• [Work to be completed]:
Among the entries below, find the lines with "hatósági" and copy them.

• [Data for processing]:
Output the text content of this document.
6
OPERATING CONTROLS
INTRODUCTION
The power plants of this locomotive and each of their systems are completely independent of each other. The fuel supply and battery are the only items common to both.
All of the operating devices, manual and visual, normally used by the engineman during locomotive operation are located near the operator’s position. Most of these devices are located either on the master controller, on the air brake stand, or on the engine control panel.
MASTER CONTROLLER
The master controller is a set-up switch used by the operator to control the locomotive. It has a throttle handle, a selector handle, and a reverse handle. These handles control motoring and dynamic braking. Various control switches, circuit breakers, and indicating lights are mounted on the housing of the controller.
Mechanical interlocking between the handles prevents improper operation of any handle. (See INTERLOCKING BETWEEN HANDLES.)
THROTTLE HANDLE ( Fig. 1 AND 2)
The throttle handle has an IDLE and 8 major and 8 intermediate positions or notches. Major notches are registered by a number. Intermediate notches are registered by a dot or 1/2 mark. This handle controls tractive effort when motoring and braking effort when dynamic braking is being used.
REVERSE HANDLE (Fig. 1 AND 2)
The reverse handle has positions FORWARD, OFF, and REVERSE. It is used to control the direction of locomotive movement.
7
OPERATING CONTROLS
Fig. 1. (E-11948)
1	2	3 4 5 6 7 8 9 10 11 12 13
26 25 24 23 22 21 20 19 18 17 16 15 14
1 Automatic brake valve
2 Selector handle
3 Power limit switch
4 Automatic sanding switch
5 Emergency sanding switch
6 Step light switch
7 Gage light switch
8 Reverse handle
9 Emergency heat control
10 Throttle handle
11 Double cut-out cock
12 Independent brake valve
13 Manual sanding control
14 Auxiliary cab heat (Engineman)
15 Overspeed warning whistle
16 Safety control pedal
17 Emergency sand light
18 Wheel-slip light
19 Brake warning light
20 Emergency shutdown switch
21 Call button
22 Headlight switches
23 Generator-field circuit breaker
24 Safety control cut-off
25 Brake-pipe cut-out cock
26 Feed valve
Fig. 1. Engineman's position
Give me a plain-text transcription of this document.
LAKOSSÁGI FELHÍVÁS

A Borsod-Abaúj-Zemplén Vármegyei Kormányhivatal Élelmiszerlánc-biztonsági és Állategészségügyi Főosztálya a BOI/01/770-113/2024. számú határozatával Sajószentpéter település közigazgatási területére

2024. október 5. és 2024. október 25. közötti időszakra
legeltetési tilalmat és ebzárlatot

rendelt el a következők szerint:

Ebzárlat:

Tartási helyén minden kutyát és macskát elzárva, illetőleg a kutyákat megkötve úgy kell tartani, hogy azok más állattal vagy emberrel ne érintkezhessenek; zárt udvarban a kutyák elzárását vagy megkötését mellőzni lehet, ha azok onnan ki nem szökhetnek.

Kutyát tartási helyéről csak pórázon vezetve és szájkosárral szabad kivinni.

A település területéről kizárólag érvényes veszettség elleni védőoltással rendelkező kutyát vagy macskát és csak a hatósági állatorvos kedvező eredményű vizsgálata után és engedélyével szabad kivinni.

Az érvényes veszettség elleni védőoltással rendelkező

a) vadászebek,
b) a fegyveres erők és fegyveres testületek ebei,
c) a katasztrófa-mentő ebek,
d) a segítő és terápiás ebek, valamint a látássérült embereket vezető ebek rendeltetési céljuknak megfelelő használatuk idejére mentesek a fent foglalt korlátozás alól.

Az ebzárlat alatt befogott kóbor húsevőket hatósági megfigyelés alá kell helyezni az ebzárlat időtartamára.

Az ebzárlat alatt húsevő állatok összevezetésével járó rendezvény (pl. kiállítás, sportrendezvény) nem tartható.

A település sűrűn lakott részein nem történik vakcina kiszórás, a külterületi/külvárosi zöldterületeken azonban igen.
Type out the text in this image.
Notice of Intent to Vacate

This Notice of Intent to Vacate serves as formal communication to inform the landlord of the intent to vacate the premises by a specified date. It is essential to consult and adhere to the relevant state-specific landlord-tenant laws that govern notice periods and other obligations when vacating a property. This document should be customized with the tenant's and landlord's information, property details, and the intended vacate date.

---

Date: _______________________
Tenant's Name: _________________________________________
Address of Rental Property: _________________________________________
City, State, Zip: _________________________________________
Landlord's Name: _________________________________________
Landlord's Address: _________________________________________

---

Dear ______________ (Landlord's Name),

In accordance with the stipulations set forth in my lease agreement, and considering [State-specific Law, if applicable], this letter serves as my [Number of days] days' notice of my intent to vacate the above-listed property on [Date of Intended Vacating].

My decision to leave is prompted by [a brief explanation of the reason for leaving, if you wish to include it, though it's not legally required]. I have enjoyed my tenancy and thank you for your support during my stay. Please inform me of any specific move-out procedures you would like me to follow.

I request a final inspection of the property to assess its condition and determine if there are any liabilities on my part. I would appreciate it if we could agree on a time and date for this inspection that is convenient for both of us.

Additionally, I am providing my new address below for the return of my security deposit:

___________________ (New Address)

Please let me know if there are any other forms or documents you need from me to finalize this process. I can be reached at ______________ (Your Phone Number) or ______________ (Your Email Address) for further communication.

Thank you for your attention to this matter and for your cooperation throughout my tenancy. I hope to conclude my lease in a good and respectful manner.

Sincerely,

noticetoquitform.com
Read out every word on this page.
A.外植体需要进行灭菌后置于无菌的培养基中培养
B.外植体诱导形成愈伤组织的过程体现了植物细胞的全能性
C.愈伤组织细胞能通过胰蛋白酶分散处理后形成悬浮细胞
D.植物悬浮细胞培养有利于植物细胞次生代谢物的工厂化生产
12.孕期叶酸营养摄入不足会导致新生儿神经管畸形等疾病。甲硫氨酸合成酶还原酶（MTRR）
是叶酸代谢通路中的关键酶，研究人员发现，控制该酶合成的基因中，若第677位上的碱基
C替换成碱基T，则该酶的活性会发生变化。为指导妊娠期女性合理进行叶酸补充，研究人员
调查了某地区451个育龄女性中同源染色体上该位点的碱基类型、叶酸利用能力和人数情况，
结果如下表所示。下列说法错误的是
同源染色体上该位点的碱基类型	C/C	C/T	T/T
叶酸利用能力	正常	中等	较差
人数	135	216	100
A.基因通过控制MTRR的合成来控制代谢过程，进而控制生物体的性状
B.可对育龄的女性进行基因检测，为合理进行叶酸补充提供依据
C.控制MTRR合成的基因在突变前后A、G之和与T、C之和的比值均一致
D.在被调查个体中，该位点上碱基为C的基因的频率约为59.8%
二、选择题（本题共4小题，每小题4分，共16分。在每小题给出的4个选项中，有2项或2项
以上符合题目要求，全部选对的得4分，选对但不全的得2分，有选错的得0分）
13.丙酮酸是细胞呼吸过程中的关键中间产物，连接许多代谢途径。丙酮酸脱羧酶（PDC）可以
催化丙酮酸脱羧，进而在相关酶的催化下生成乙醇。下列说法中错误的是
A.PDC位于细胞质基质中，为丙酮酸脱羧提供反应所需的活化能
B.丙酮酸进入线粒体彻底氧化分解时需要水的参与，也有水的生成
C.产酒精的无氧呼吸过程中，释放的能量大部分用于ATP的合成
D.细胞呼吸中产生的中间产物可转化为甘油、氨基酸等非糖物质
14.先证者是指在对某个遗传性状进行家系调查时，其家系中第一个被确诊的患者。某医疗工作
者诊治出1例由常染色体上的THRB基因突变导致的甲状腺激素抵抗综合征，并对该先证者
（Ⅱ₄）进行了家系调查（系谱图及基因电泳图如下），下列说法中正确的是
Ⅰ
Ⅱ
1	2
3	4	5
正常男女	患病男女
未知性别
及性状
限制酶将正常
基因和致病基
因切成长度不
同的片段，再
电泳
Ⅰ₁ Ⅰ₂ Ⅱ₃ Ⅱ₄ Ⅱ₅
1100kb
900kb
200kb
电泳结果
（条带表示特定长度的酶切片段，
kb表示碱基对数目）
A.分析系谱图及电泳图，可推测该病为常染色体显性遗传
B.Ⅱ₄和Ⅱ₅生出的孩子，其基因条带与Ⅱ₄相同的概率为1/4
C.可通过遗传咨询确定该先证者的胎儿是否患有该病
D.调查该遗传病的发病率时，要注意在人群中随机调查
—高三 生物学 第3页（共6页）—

• [Worked answer]:
A település területéről kizárólag érvényes veszettség elleni védőoltással rendelkező kutyát vagy macskát és csak a hatósági állatorvos kedvező eredményű vizsgálata után és engedélyével szabad kivinni.
Az ebzárlat alatt befogott kóbor húsevőket hatósági megfigyelés alá kell helyezni az ebzárlat időtartamára.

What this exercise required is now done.